=== THE EXERCISE ===
Select, from the material below, each line with "expands" in it.

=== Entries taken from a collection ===

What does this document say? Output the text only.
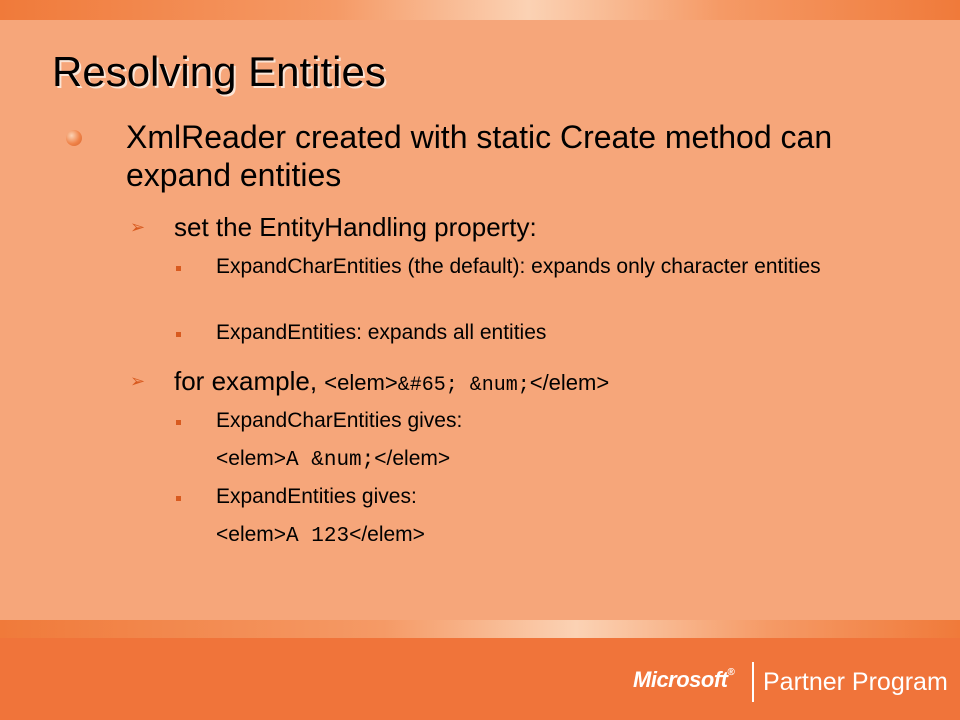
Resolving Entities
XmlReader created with static Create method can expand entities
➢ set the EntityHandling property:
ExpandCharEntities (the default): expands only character entities
ExpandEntities: expands all entities
➢ for example, <elem>&#65; &num;</elem>
ExpandCharEntities gives:
<elem>A &num;</elem>
ExpandEntities gives:
<elem>A 123</elem>
Microsoft® Partner Program
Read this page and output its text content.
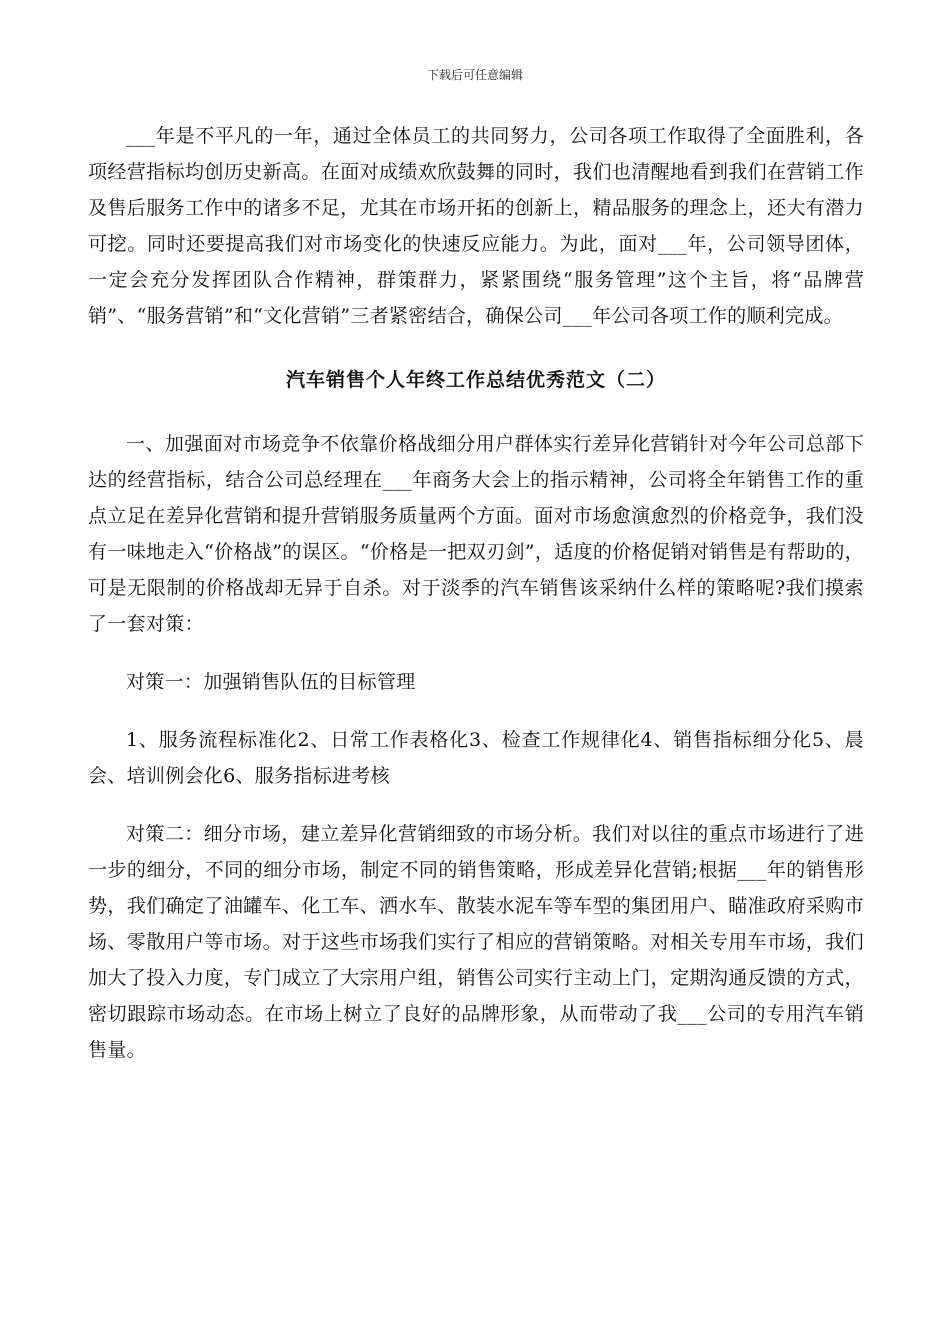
下载后可任意编辑

___年是不平凡的一年，通过全体员工的共同努力，公司各项工作取得了全面胜利，各项经营指标均创历史新高。在面对成绩欢欣鼓舞的同时，我们也清醒地看到我们在营销工作及售后服务工作中的诸多不足，尤其在市场开拓的创新上，精品服务的理念上，还大有潜力可挖。同时还要提高我们对市场变化的快速反应能力。为此，面对___年，公司领导团体，一定会充分发挥团队合作精神，群策群力，紧紧围绕“服务管理”这个主旨，将“品牌营销”、“服务营销”和“文化营销”三者紧密结合，确保公司___年公司各项工作的顺利完成。

汽车销售个人年终工作总结优秀范文（二）

一、加强面对市场竞争不依靠价格战细分用户群体实行差异化营销针对今年公司总部下达的经营指标，结合公司总经理在___年商务大会上的指示精神，公司将全年销售工作的重点立足在差异化营销和提升营销服务质量两个方面。面对市场愈演愈烈的价格竞争，我们没有一味地走入“价格战”的误区。“价格是一把双刃剑”，适度的价格促销对销售是有帮助的，可是无限制的价格战却无异于自杀。对于淡季的汽车销售该采纳什么样的策略呢?我们摸索了一套对策：

对策一：加强销售队伍的目标管理

1、服务流程标准化2、日常工作表格化3、检查工作规律化4、销售指标细分化5、晨会、培训例会化6、服务指标进考核

对策二：细分市场，建立差异化营销细致的市场分析。我们对以往的重点市场进行了进一步的细分，不同的细分市场，制定不同的销售策略，形成差异化营销;根据___年的销售形势，我们确定了油罐车、化工车、洒水车、散装水泥车等车型的集团用户、瞄准政府采购市场、零散用户等市场。对于这些市场我们实行了相应的营销策略。对相关专用车市场，我们加大了投入力度，专门成立了大宗用户组，销售公司实行主动上门，定期沟通反馈的方式，密切跟踪市场动态。在市场上树立了良好的品牌形象，从而带动了我___公司的专用汽车销售量。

=== EXERCISE RESULT ===
ExpandCharEntities (the default): expands only character entities
ExpandEntities: expands all entities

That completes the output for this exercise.